[Extracted data entries]

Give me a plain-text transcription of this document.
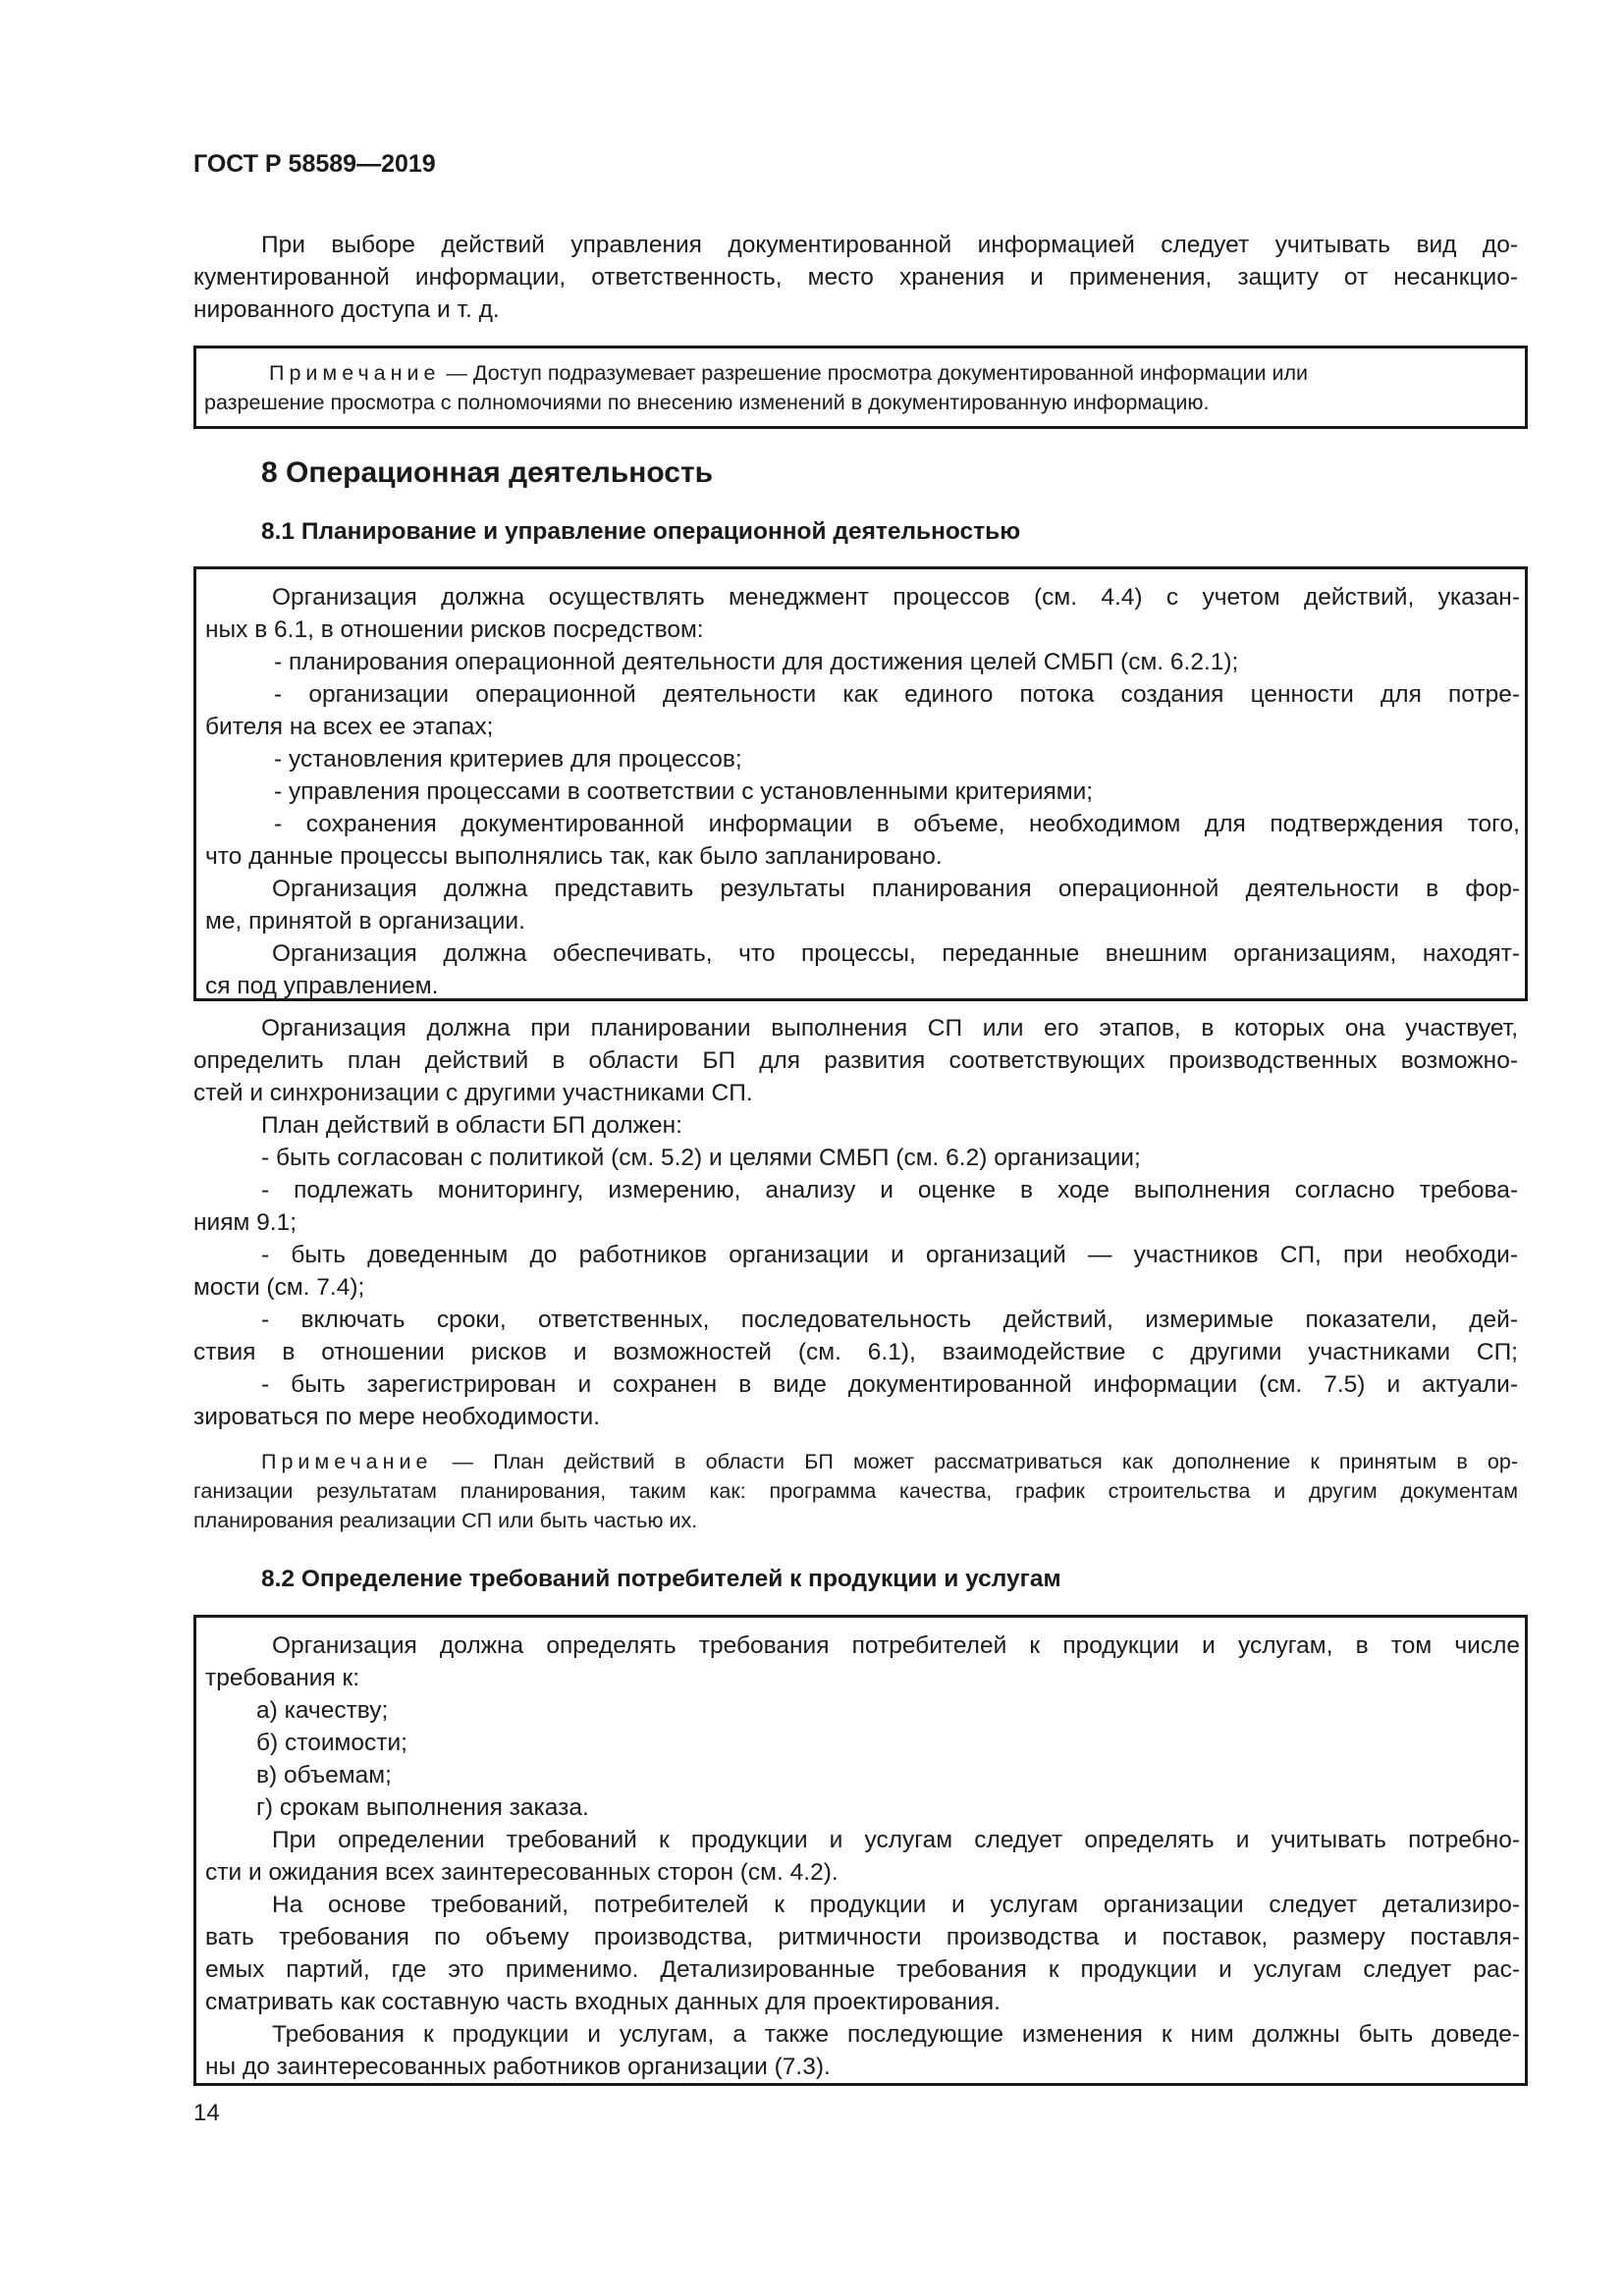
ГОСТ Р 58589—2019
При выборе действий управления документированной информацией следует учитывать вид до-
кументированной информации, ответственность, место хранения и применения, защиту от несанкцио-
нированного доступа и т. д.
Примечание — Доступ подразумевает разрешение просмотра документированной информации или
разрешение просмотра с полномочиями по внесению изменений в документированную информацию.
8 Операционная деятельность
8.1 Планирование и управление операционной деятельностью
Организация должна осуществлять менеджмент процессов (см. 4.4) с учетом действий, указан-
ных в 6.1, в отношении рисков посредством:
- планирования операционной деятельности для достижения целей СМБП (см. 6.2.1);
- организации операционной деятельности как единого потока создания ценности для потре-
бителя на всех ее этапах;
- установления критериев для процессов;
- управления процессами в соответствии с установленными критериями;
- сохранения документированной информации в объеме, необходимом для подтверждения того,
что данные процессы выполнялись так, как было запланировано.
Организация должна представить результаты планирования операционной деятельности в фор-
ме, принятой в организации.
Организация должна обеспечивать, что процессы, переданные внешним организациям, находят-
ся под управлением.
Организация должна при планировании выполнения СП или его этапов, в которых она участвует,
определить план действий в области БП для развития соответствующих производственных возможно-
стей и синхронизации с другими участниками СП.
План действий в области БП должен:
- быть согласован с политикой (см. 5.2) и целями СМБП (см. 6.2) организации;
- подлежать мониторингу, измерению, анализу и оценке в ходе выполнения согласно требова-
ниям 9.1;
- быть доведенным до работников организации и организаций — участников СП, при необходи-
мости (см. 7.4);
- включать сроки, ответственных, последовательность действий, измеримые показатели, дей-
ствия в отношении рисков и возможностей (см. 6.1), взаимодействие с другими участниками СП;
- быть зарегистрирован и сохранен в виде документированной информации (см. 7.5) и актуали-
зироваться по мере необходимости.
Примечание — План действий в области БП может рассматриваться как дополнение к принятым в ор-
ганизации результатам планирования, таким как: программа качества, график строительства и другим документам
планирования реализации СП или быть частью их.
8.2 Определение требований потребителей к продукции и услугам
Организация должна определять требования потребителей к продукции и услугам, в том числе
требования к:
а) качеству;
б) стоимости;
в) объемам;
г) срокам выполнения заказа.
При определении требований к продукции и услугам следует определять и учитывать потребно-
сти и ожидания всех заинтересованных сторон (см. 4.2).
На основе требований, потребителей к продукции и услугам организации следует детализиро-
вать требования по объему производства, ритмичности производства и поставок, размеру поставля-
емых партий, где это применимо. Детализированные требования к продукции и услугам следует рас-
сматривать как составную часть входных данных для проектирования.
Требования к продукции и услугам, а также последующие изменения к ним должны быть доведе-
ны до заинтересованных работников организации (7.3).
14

--

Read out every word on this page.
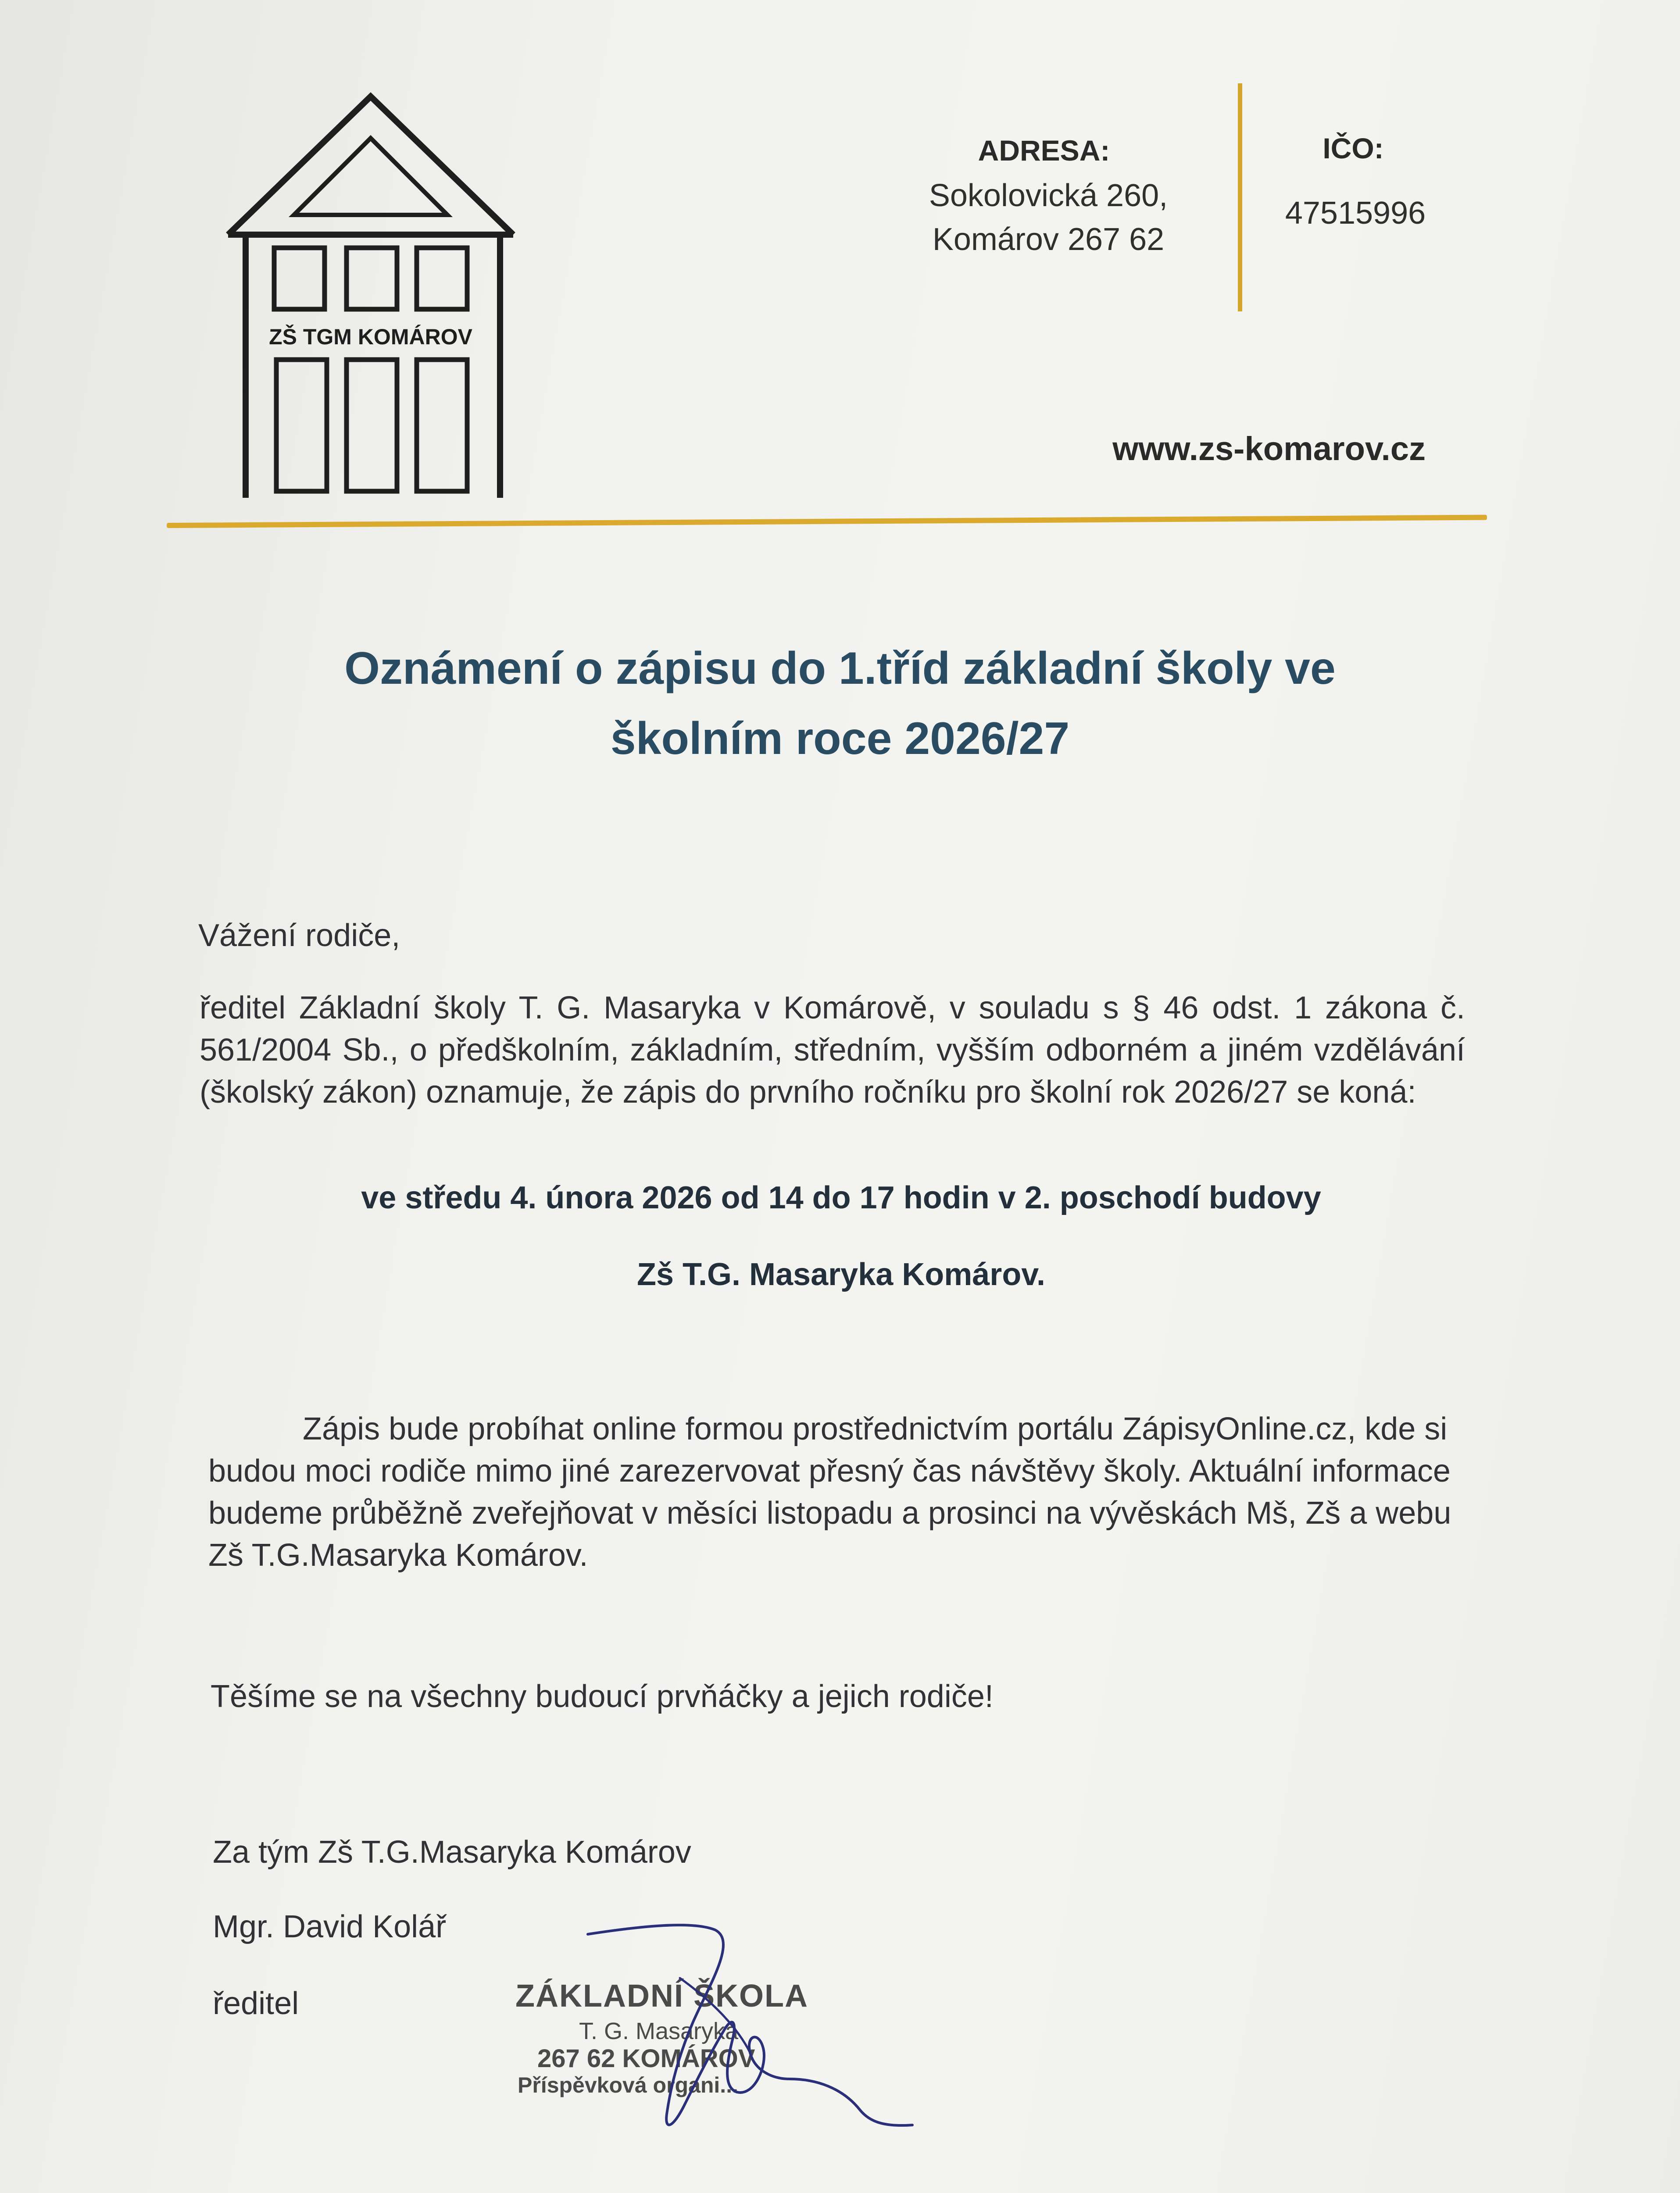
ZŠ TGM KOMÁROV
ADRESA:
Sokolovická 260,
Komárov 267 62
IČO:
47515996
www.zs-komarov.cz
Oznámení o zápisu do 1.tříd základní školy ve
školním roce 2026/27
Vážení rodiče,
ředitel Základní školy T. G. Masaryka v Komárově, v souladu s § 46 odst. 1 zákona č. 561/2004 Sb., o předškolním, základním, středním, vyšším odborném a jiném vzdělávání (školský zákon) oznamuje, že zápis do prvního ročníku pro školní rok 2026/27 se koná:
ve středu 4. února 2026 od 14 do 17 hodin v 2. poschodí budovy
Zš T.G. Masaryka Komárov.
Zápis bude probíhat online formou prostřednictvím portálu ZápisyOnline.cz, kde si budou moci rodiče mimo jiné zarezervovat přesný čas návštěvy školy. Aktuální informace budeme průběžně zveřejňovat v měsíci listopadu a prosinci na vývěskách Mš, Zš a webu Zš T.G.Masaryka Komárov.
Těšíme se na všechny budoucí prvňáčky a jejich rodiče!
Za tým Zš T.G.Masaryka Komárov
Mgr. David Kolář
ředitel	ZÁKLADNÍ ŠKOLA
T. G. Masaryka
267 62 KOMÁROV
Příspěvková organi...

## Required task:
How many of the lines in the listing above hold the word "процессы"? Report only that figure.

## Solution to this exercise:
2